STORED DATA>
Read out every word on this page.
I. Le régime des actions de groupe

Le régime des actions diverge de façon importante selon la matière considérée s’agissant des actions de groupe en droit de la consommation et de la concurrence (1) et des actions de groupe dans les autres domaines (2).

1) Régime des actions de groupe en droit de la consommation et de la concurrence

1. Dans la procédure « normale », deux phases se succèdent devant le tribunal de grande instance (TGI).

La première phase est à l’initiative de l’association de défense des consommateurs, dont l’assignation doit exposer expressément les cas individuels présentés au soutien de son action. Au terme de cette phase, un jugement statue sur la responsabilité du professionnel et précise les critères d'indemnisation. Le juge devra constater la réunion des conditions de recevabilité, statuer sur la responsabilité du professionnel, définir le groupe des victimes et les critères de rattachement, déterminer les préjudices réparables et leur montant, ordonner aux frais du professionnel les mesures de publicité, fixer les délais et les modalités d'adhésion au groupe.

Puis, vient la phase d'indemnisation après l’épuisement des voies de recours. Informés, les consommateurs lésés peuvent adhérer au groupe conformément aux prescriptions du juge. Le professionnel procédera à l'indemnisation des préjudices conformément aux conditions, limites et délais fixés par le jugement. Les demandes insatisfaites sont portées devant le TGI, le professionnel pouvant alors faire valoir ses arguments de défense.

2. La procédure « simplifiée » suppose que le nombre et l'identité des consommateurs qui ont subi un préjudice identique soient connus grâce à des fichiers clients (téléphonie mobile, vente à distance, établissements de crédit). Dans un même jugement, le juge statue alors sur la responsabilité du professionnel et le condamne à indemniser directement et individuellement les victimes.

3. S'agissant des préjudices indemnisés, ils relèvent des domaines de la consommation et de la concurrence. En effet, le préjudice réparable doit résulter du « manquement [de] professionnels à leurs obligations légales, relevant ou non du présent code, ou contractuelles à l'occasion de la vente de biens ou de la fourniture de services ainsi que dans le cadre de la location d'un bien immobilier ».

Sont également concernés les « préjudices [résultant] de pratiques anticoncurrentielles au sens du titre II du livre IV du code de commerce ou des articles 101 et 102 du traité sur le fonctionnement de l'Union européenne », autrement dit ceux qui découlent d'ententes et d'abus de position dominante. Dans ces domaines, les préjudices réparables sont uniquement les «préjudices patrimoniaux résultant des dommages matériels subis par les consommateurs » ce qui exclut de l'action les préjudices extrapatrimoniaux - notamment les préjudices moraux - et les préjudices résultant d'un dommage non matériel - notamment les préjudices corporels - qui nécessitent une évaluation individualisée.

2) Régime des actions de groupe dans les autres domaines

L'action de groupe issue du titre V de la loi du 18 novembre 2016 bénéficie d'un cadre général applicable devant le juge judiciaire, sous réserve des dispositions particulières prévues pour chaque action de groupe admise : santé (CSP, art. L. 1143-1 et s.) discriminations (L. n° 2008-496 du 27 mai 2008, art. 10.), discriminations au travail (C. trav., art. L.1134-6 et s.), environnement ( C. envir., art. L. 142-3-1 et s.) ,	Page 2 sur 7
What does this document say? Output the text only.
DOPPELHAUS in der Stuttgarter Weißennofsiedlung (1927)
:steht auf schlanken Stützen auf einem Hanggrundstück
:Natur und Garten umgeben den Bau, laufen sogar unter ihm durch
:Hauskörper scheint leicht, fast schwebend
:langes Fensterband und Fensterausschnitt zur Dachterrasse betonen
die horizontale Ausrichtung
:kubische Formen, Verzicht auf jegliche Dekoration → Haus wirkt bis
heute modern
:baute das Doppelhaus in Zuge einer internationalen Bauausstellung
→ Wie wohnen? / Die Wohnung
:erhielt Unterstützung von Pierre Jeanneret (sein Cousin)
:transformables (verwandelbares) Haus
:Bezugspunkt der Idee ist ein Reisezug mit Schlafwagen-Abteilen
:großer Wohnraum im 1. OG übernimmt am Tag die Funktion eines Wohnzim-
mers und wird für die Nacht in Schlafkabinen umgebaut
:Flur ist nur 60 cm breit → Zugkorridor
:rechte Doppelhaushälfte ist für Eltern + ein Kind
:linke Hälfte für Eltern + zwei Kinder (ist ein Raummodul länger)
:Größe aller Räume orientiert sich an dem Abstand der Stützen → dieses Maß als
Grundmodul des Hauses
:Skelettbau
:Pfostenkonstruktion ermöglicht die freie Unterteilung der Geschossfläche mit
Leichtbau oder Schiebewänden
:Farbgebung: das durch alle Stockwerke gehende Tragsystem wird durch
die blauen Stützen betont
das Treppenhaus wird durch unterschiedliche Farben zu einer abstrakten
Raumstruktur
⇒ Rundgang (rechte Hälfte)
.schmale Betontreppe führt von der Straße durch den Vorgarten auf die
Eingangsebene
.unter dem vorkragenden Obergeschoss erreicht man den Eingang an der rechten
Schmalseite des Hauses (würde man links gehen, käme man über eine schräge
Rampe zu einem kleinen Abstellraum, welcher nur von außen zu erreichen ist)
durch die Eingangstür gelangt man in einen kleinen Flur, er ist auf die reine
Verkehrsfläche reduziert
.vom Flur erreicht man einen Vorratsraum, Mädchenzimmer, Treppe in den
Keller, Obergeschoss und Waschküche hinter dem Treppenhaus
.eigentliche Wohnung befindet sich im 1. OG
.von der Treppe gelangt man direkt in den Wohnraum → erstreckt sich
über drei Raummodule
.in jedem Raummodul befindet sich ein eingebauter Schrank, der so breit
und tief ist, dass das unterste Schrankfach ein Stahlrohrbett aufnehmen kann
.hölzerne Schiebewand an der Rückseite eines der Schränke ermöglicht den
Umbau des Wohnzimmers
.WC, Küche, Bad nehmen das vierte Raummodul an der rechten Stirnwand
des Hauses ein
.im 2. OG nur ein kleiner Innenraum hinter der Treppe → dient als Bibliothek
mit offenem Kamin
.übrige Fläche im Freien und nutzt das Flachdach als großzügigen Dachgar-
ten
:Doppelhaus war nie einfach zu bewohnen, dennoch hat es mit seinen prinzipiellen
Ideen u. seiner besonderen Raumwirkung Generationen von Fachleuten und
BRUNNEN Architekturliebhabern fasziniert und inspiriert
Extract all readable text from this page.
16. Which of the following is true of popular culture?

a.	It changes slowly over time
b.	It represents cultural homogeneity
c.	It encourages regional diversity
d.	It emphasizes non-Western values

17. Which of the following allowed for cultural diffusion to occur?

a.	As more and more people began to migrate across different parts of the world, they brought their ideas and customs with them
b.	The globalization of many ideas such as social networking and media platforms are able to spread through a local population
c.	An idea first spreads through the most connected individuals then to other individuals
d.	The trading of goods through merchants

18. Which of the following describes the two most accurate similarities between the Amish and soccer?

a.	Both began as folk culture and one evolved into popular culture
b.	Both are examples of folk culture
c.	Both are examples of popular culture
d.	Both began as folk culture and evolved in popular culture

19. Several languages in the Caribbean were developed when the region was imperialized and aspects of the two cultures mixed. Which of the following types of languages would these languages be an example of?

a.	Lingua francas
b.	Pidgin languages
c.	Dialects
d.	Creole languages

EXERCISE> Repeat the records above exactly, leaving none out.

ANSWER FOR THIS EXERCISE>
Read out every word on this page.
I. Le régime des actions de groupe

Le régime des actions diverge de façon importante selon la matière considérée s’agissant des actions de groupe en droit de la consommation et de la concurrence (1) et des actions de groupe dans les autres domaines (2).

1) Régime des actions de groupe en droit de la consommation et de la concurrence

1. Dans la procédure « normale », deux phases se succèdent devant le tribunal de grande instance (TGI).

La première phase est à l’initiative de l’association de défense des consommateurs, dont l’assignation doit exposer expressément les cas individuels présentés au soutien de son action. Au terme de cette phase, un jugement statue sur la responsabilité du professionnel et précise les critères d'indemnisation. Le juge devra constater la réunion des conditions de recevabilité, statuer sur la responsabilité du professionnel, définir le groupe des victimes et les critères de rattachement, déterminer les préjudices réparables et leur montant, ordonner aux frais du professionnel les mesures de publicité, fixer les délais et les modalités d'adhésion au groupe.

Puis, vient la phase d'indemnisation après l’épuisement des voies de recours. Informés, les consommateurs lésés peuvent adhérer au groupe conformément aux prescriptions du juge. Le professionnel procédera à l'indemnisation des préjudices conformément aux conditions, limites et délais fixés par le jugement. Les demandes insatisfaites sont portées devant le TGI, le professionnel pouvant alors faire valoir ses arguments de défense.

2. La procédure « simplifiée » suppose que le nombre et l'identité des consommateurs qui ont subi un préjudice identique soient connus grâce à des fichiers clients (téléphonie mobile, vente à distance, établissements de crédit). Dans un même jugement, le juge statue alors sur la responsabilité du professionnel et le condamne à indemniser directement et individuellement les victimes.

3. S'agissant des préjudices indemnisés, ils relèvent des domaines de la consommation et de la concurrence. En effet, le préjudice réparable doit résulter du « manquement [de] professionnels à leurs obligations légales, relevant ou non du présent code, ou contractuelles à l'occasion de la vente de biens ou de la fourniture de services ainsi que dans le cadre de la location d'un bien immobilier ».

Sont également concernés les « préjudices [résultant] de pratiques anticoncurrentielles au sens du titre II du livre IV du code de commerce ou des articles 101 et 102 du traité sur le fonctionnement de l'Union européenne », autrement dit ceux qui découlent d'ententes et d'abus de position dominante. Dans ces domaines, les préjudices réparables sont uniquement les «préjudices patrimoniaux résultant des dommages matériels subis par les consommateurs » ce qui exclut de l'action les préjudices extrapatrimoniaux - notamment les préjudices moraux - et les préjudices résultant d'un dommage non matériel - notamment les préjudices corporels - qui nécessitent une évaluation individualisée.

2) Régime des actions de groupe dans les autres domaines

L'action de groupe issue du titre V de la loi du 18 novembre 2016 bénéficie d'un cadre général applicable devant le juge judiciaire, sous réserve des dispositions particulières prévues pour chaque action de groupe admise : santé (CSP, art. L. 1143-1 et s.) discriminations (L. n° 2008-496 du 27 mai 2008, art. 10.), discriminations au travail (C. trav., art. L.1134-6 et s.), environnement ( C. envir., art. L. 142-3-1 et s.) ,	Page 2 sur 7
What does this document say? Output the text only.
DOPPELHAUS in der Stuttgarter Weißennofsiedlung (1927)
:steht auf schlanken Stützen auf einem Hanggrundstück
:Natur und Garten umgeben den Bau, laufen sogar unter ihm durch
:Hauskörper scheint leicht, fast schwebend
:langes Fensterband und Fensterausschnitt zur Dachterrasse betonen
die horizontale Ausrichtung
:kubische Formen, Verzicht auf jegliche Dekoration → Haus wirkt bis
heute modern
:baute das Doppelhaus in Zuge einer internationalen Bauausstellung
→ Wie wohnen? / Die Wohnung
:erhielt Unterstützung von Pierre Jeanneret (sein Cousin)
:transformables (verwandelbares) Haus
:Bezugspunkt der Idee ist ein Reisezug mit Schlafwagen-Abteilen
:großer Wohnraum im 1. OG übernimmt am Tag die Funktion eines Wohnzim-
mers und wird für die Nacht in Schlafkabinen umgebaut
:Flur ist nur 60 cm breit → Zugkorridor
:rechte Doppelhaushälfte ist für Eltern + ein Kind
:linke Hälfte für Eltern + zwei Kinder (ist ein Raummodul länger)
:Größe aller Räume orientiert sich an dem Abstand der Stützen → dieses Maß als
Grundmodul des Hauses
:Skelettbau
:Pfostenkonstruktion ermöglicht die freie Unterteilung der Geschossfläche mit
Leichtbau oder Schiebewänden
:Farbgebung: das durch alle Stockwerke gehende Tragsystem wird durch
die blauen Stützen betont
das Treppenhaus wird durch unterschiedliche Farben zu einer abstrakten
Raumstruktur
⇒ Rundgang (rechte Hälfte)
.schmale Betontreppe führt von der Straße durch den Vorgarten auf die
Eingangsebene
.unter dem vorkragenden Obergeschoss erreicht man den Eingang an der rechten
Schmalseite des Hauses (würde man links gehen, käme man über eine schräge
Rampe zu einem kleinen Abstellraum, welcher nur von außen zu erreichen ist)
durch die Eingangstür gelangt man in einen kleinen Flur, er ist auf die reine
Verkehrsfläche reduziert
.vom Flur erreicht man einen Vorratsraum, Mädchenzimmer, Treppe in den
Keller, Obergeschoss und Waschküche hinter dem Treppenhaus
.eigentliche Wohnung befindet sich im 1. OG
.von der Treppe gelangt man direkt in den Wohnraum → erstreckt sich
über drei Raummodule
.in jedem Raummodul befindet sich ein eingebauter Schrank, der so breit
und tief ist, dass das unterste Schrankfach ein Stahlrohrbett aufnehmen kann
.hölzerne Schiebewand an der Rückseite eines der Schränke ermöglicht den
Umbau des Wohnzimmers
.WC, Küche, Bad nehmen das vierte Raummodul an der rechten Stirnwand
des Hauses ein
.im 2. OG nur ein kleiner Innenraum hinter der Treppe → dient als Bibliothek
mit offenem Kamin
.übrige Fläche im Freien und nutzt das Flachdach als großzügigen Dachgar-
ten
:Doppelhaus war nie einfach zu bewohnen, dennoch hat es mit seinen prinzipiellen
Ideen u. seiner besonderen Raumwirkung Generationen von Fachleuten und
BRUNNEN Architekturliebhabern fasziniert und inspiriert
Extract all readable text from this page.
16. Which of the following is true of popular culture?

a.	It changes slowly over time
b.	It represents cultural homogeneity
c.	It encourages regional diversity
d.	It emphasizes non-Western values

17. Which of the following allowed for cultural diffusion to occur?

a.	As more and more people began to migrate across different parts of the world, they brought their ideas and customs with them
b.	The globalization of many ideas such as social networking and media platforms are able to spread through a local population
c.	An idea first spreads through the most connected individuals then to other individuals
d.	The trading of goods through merchants

18. Which of the following describes the two most accurate similarities between the Amish and soccer?

a.	Both began as folk culture and one evolved into popular culture
b.	Both are examples of folk culture
c.	Both are examples of popular culture
d.	Both began as folk culture and evolved in popular culture

19. Several languages in the Caribbean were developed when the region was imperialized and aspects of the two cultures mixed. Which of the following types of languages would these languages be an example of?

a.	Lingua francas
b.	Pidgin languages
c.	Dialects
d.	Creole languages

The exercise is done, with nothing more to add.